REQUIREMENT:
Repeat the full listing below verbatim and keep the images out.

Collected data:
■ ■ ■ ■ ■
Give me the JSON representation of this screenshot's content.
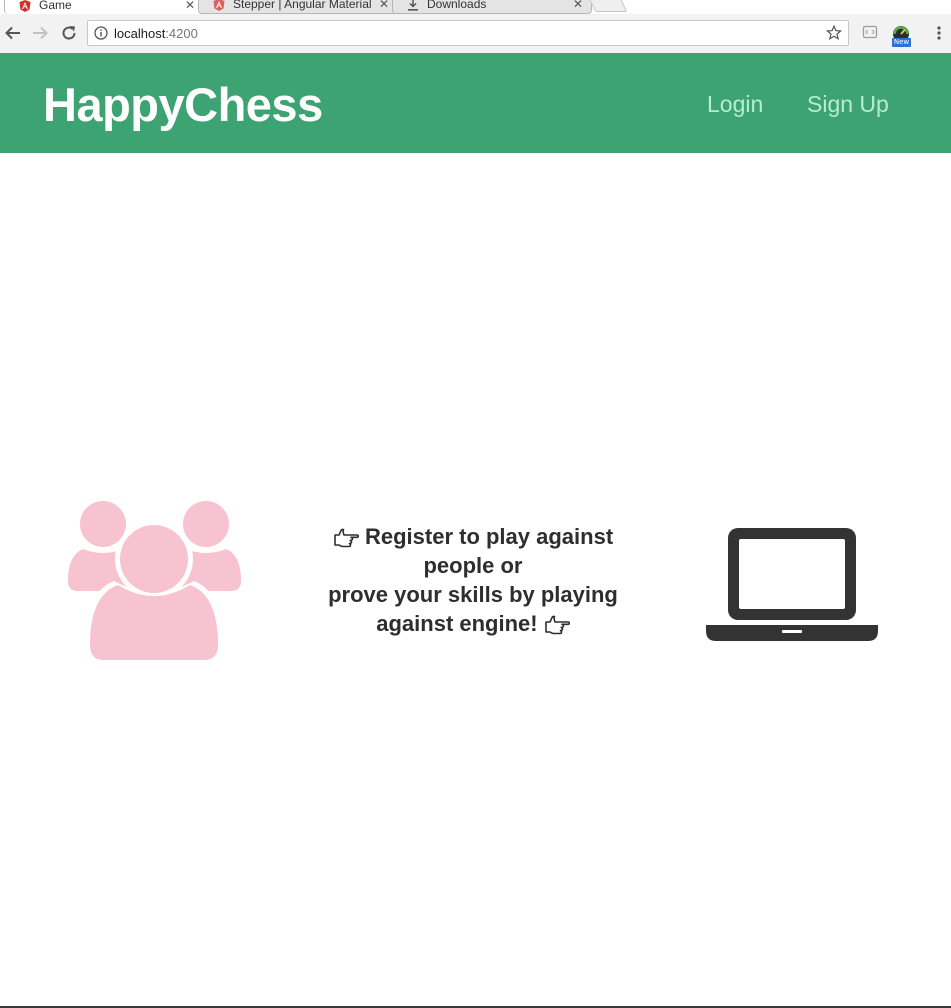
{
  "browser": {
    "tabs": [
      {
        "title": "Game",
        "icon": "angular-icon",
        "active": true
      },
      {
        "title": "Stepper | Angular Material",
        "icon": "angular-icon",
        "active": false
      },
      {
        "title": "Downloads",
        "icon": "download-icon",
        "active": false
      }
    ],
    "close_glyph": "✕",
    "url_host": "localhost",
    "url_port": ":4200",
    "extension_badge": "New"
  },
  "header": {
    "brand": "HappyChess",
    "nav": {
      "login": "Login",
      "signup": "Sign Up"
    }
  },
  "hero": {
    "line1": "Register to play against",
    "line2": "people or",
    "line3": "prove your skills by playing",
    "line4": "against engine!",
    "left_icon": "people-group-icon",
    "right_icon": "laptop-icon",
    "pointer_icon": "pointing-hand-icon"
  },
  "colors": {
    "header_bg": "#3ea372",
    "brand_text": "#ffffff",
    "nav_link": "#b6ecd2",
    "people_icon": "#f8c3d0",
    "laptop_icon": "#333333",
    "hero_text": "#2e2e2e"
  }
}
■ ■ ■ ■ ■
ANSWER FOR THE TASK:
Give me the JSON representation of this screenshot's content.
{
  "browser": {
    "tabs": [
      {
        "title": "Game",
        "icon": "angular-icon",
        "active": true
      },
      {
        "title": "Stepper | Angular Material",
        "icon": "angular-icon",
        "active": false
      },
      {
        "title": "Downloads",
        "icon": "download-icon",
        "active": false
      }
    ],
    "close_glyph": "✕",
    "url_host": "localhost",
    "url_port": ":4200",
    "extension_badge": "New"
  },
  "header": {
    "brand": "HappyChess",
    "nav": {
      "login": "Login",
      "signup": "Sign Up"
    }
  },
  "hero": {
    "line1": "Register to play against",
    "line2": "people or",
    "line3": "prove your skills by playing",
    "line4": "against engine!",
    "left_icon": "people-group-icon",
    "right_icon": "laptop-icon",
    "pointer_icon": "pointing-hand-icon"
  },
  "colors": {
    "header_bg": "#3ea372",
    "brand_text": "#ffffff",
    "nav_link": "#b6ecd2",
    "people_icon": "#f8c3d0",
    "laptop_icon": "#333333",
    "hero_text": "#2e2e2e"
  }
}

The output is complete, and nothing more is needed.